[Entries from a visual dataset]

● ● ●

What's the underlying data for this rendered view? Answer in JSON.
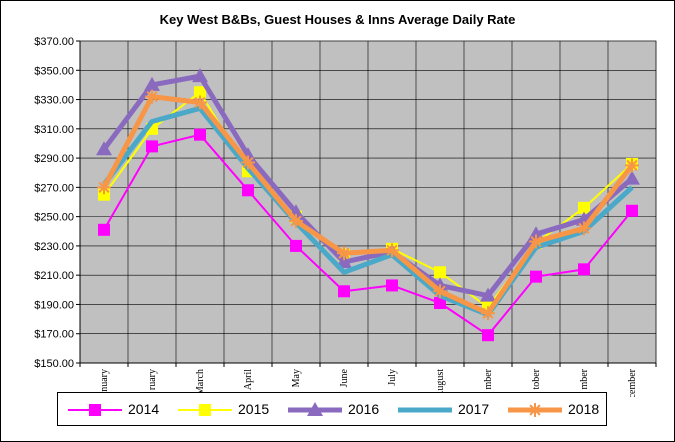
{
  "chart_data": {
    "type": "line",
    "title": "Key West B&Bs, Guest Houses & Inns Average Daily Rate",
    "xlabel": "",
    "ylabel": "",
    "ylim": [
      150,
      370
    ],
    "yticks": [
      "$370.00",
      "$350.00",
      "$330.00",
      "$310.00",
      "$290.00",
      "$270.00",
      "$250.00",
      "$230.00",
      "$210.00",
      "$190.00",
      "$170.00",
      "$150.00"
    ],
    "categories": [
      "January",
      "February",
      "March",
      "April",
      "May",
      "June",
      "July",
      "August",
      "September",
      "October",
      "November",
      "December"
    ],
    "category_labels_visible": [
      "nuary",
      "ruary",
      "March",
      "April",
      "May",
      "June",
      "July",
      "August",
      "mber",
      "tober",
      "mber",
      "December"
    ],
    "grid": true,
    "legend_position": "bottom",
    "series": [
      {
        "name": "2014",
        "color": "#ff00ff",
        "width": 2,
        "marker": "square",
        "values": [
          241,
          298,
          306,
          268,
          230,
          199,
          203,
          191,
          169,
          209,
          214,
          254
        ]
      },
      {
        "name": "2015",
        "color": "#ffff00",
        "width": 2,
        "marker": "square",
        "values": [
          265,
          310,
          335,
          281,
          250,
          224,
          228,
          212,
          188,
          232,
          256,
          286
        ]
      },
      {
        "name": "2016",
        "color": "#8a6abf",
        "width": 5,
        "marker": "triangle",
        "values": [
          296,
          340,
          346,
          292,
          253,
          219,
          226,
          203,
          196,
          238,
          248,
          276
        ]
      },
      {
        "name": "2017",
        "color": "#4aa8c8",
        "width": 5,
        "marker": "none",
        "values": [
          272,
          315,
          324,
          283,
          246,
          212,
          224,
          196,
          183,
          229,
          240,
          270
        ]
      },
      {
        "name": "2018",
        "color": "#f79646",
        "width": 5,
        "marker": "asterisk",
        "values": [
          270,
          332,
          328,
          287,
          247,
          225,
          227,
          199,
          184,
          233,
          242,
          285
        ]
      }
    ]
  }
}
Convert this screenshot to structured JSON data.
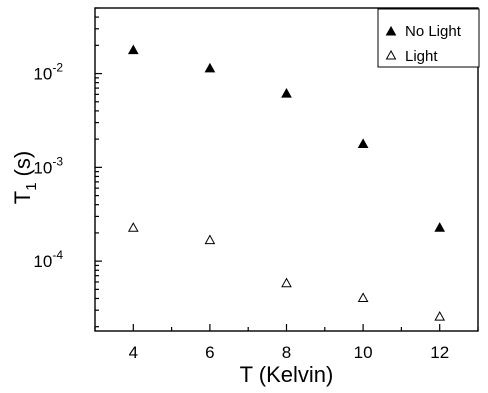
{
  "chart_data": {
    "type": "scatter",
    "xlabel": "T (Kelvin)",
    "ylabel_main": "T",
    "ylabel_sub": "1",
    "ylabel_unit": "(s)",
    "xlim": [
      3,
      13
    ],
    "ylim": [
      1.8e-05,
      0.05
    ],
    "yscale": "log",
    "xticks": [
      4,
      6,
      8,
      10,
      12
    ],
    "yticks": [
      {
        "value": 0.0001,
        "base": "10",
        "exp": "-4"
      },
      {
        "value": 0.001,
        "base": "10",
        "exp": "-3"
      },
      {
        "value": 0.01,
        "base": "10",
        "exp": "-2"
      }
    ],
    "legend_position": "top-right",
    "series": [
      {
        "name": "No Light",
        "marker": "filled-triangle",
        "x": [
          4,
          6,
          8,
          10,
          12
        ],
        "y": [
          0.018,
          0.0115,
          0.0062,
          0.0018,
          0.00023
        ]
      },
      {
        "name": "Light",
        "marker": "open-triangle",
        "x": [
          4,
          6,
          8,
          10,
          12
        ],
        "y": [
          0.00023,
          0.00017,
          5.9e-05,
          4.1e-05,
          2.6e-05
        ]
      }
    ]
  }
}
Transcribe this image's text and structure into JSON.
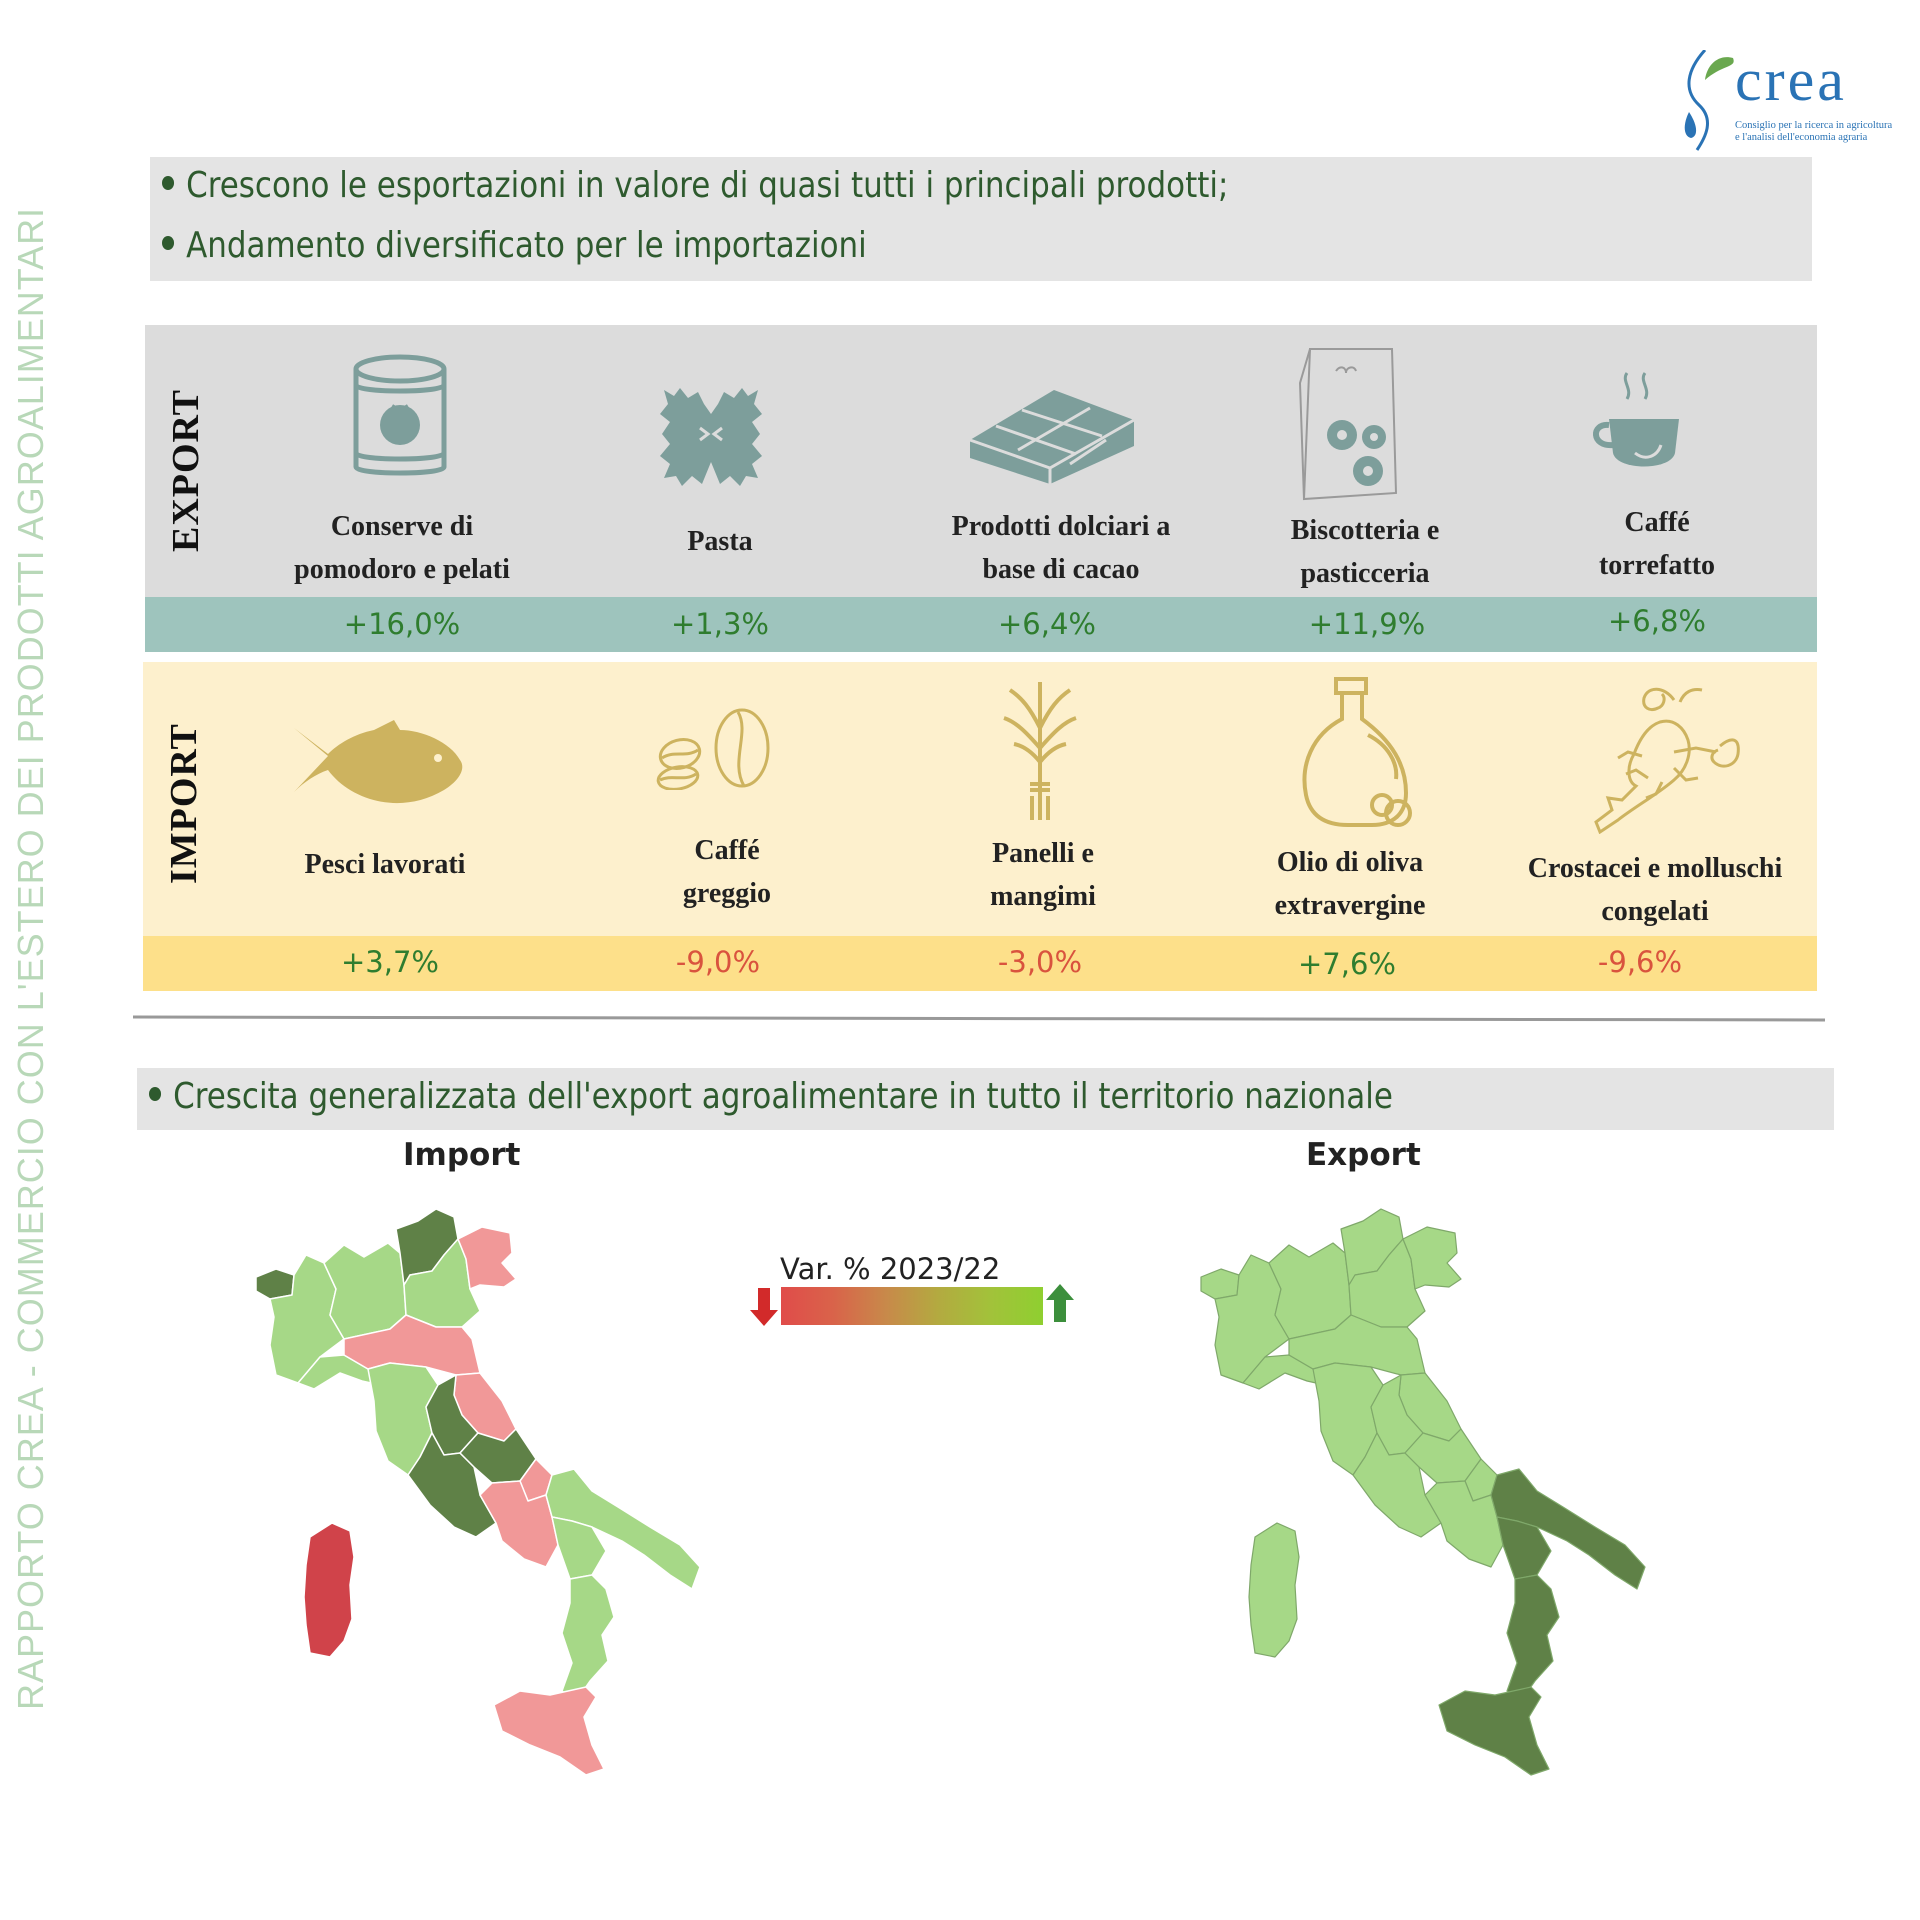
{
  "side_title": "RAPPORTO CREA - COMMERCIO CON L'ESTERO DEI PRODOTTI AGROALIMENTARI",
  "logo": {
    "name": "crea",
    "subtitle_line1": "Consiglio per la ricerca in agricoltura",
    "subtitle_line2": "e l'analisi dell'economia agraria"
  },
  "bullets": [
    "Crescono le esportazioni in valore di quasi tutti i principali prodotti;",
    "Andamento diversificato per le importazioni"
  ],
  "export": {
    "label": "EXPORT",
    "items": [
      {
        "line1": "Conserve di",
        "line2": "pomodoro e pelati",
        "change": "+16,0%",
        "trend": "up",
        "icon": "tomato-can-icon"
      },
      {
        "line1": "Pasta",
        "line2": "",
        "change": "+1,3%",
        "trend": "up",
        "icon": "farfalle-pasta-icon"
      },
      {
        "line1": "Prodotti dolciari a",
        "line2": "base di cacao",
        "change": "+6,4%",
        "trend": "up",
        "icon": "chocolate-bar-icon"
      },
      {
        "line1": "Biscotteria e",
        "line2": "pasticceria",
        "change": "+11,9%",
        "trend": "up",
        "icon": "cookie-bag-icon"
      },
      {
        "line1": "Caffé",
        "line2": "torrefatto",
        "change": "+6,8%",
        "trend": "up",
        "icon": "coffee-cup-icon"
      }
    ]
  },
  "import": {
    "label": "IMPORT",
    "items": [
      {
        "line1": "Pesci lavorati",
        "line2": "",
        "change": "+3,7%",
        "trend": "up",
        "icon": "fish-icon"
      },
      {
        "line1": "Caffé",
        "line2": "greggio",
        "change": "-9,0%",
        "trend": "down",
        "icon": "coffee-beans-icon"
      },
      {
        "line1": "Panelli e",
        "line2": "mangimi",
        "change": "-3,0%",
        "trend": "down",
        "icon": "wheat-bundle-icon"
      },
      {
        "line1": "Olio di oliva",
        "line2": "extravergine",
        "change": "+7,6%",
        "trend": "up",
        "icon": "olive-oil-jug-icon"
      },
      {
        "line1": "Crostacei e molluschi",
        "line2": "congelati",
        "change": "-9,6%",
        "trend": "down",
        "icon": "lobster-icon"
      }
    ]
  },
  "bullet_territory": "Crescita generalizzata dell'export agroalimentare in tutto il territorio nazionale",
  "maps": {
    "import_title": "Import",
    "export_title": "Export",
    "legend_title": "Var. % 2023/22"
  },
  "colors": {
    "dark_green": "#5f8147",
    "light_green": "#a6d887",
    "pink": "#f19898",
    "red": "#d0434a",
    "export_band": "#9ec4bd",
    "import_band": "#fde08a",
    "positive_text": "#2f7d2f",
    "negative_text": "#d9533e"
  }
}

● ● ●

* **PROBLEM REQUIREMENTS**
Leave out the pictures and output every record above precisely as given.

* **CORRECT RESPONSE**
What's the underlying data for this rendered view? Answer in JSON.
{
  "chart_data": {
    "type": "line",
    "title": "Key West B&Bs, Guest Houses & Inns Average Daily Rate",
    "xlabel": "",
    "ylabel": "",
    "ylim": [
      150,
      370
    ],
    "yticks": [
      "$370.00",
      "$350.00",
      "$330.00",
      "$310.00",
      "$290.00",
      "$270.00",
      "$250.00",
      "$230.00",
      "$210.00",
      "$190.00",
      "$170.00",
      "$150.00"
    ],
    "categories": [
      "January",
      "February",
      "March",
      "April",
      "May",
      "June",
      "July",
      "August",
      "September",
      "October",
      "November",
      "December"
    ],
    "category_labels_visible": [
      "nuary",
      "ruary",
      "March",
      "April",
      "May",
      "June",
      "July",
      "August",
      "mber",
      "tober",
      "mber",
      "December"
    ],
    "grid": true,
    "legend_position": "bottom",
    "series": [
      {
        "name": "2014",
        "color": "#ff00ff",
        "width": 2,
        "marker": "square",
        "values": [
          241,
          298,
          306,
          268,
          230,
          199,
          203,
          191,
          169,
          209,
          214,
          254
        ]
      },
      {
        "name": "2015",
        "color": "#ffff00",
        "width": 2,
        "marker": "square",
        "values": [
          265,
          310,
          335,
          281,
          250,
          224,
          228,
          212,
          188,
          232,
          256,
          286
        ]
      },
      {
        "name": "2016",
        "color": "#8a6abf",
        "width": 5,
        "marker": "triangle",
        "values": [
          296,
          340,
          346,
          292,
          253,
          219,
          226,
          203,
          196,
          238,
          248,
          276
        ]
      },
      {
        "name": "2017",
        "color": "#4aa8c8",
        "width": 5,
        "marker": "none",
        "values": [
          272,
          315,
          324,
          283,
          246,
          212,
          224,
          196,
          183,
          229,
          240,
          270
        ]
      },
      {
        "name": "2018",
        "color": "#f79646",
        "width": 5,
        "marker": "asterisk",
        "values": [
          270,
          332,
          328,
          287,
          247,
          225,
          227,
          199,
          184,
          233,
          242,
          285
        ]
      }
    ]
  }
}
Convert this screenshot to structured JSON data.
{
  "chart_data": {
    "type": "scatter",
    "xlabel": "T (Kelvin)",
    "ylabel_main": "T",
    "ylabel_sub": "1",
    "ylabel_unit": "(s)",
    "xlim": [
      3,
      13
    ],
    "ylim": [
      1.8e-05,
      0.05
    ],
    "yscale": "log",
    "xticks": [
      4,
      6,
      8,
      10,
      12
    ],
    "yticks": [
      {
        "value": 0.0001,
        "base": "10",
        "exp": "-4"
      },
      {
        "value": 0.001,
        "base": "10",
        "exp": "-3"
      },
      {
        "value": 0.01,
        "base": "10",
        "exp": "-2"
      }
    ],
    "legend_position": "top-right",
    "series": [
      {
        "name": "No Light",
        "marker": "filled-triangle",
        "x": [
          4,
          6,
          8,
          10,
          12
        ],
        "y": [
          0.018,
          0.0115,
          0.0062,
          0.0018,
          0.00023
        ]
      },
      {
        "name": "Light",
        "marker": "open-triangle",
        "x": [
          4,
          6,
          8,
          10,
          12
        ],
        "y": [
          0.00023,
          0.00017,
          5.9e-05,
          4.1e-05,
          2.6e-05
        ]
      }
    ]
  }
}
Transcribe this image's text and structure into JSON.
{
  "side_title": "RAPPORTO CREA - COMMERCIO CON L'ESTERO DEI PRODOTTI AGROALIMENTARI",
  "logo": {
    "name": "crea",
    "subtitle_line1": "Consiglio per la ricerca in agricoltura",
    "subtitle_line2": "e l'analisi dell'economia agraria"
  },
  "bullets": [
    "Crescono le esportazioni in valore di quasi tutti i principali prodotti;",
    "Andamento diversificato per le importazioni"
  ],
  "export": {
    "label": "EXPORT",
    "items": [
      {
        "line1": "Conserve di",
        "line2": "pomodoro e pelati",
        "change": "+16,0%",
        "trend": "up",
        "icon": "tomato-can-icon"
      },
      {
        "line1": "Pasta",
        "line2": "",
        "change": "+1,3%",
        "trend": "up",
        "icon": "farfalle-pasta-icon"
      },
      {
        "line1": "Prodotti dolciari a",
        "line2": "base di cacao",
        "change": "+6,4%",
        "trend": "up",
        "icon": "chocolate-bar-icon"
      },
      {
        "line1": "Biscotteria e",
        "line2": "pasticceria",
        "change": "+11,9%",
        "trend": "up",
        "icon": "cookie-bag-icon"
      },
      {
        "line1": "Caffé",
        "line2": "torrefatto",
        "change": "+6,8%",
        "trend": "up",
        "icon": "coffee-cup-icon"
      }
    ]
  },
  "import": {
    "label": "IMPORT",
    "items": [
      {
        "line1": "Pesci lavorati",
        "line2": "",
        "change": "+3,7%",
        "trend": "up",
        "icon": "fish-icon"
      },
      {
        "line1": "Caffé",
        "line2": "greggio",
        "change": "-9,0%",
        "trend": "down",
        "icon": "coffee-beans-icon"
      },
      {
        "line1": "Panelli e",
        "line2": "mangimi",
        "change": "-3,0%",
        "trend": "down",
        "icon": "wheat-bundle-icon"
      },
      {
        "line1": "Olio di oliva",
        "line2": "extravergine",
        "change": "+7,6%",
        "trend": "up",
        "icon": "olive-oil-jug-icon"
      },
      {
        "line1": "Crostacei e molluschi",
        "line2": "congelati",
        "change": "-9,6%",
        "trend": "down",
        "icon": "lobster-icon"
      }
    ]
  },
  "bullet_territory": "Crescita generalizzata dell'export agroalimentare in tutto il territorio nazionale",
  "maps": {
    "import_title": "Import",
    "export_title": "Export",
    "legend_title": "Var. % 2023/22"
  },
  "colors": {
    "dark_green": "#5f8147",
    "light_green": "#a6d887",
    "pink": "#f19898",
    "red": "#d0434a",
    "export_band": "#9ec4bd",
    "import_band": "#fde08a",
    "positive_text": "#2f7d2f",
    "negative_text": "#d9533e"
  }
}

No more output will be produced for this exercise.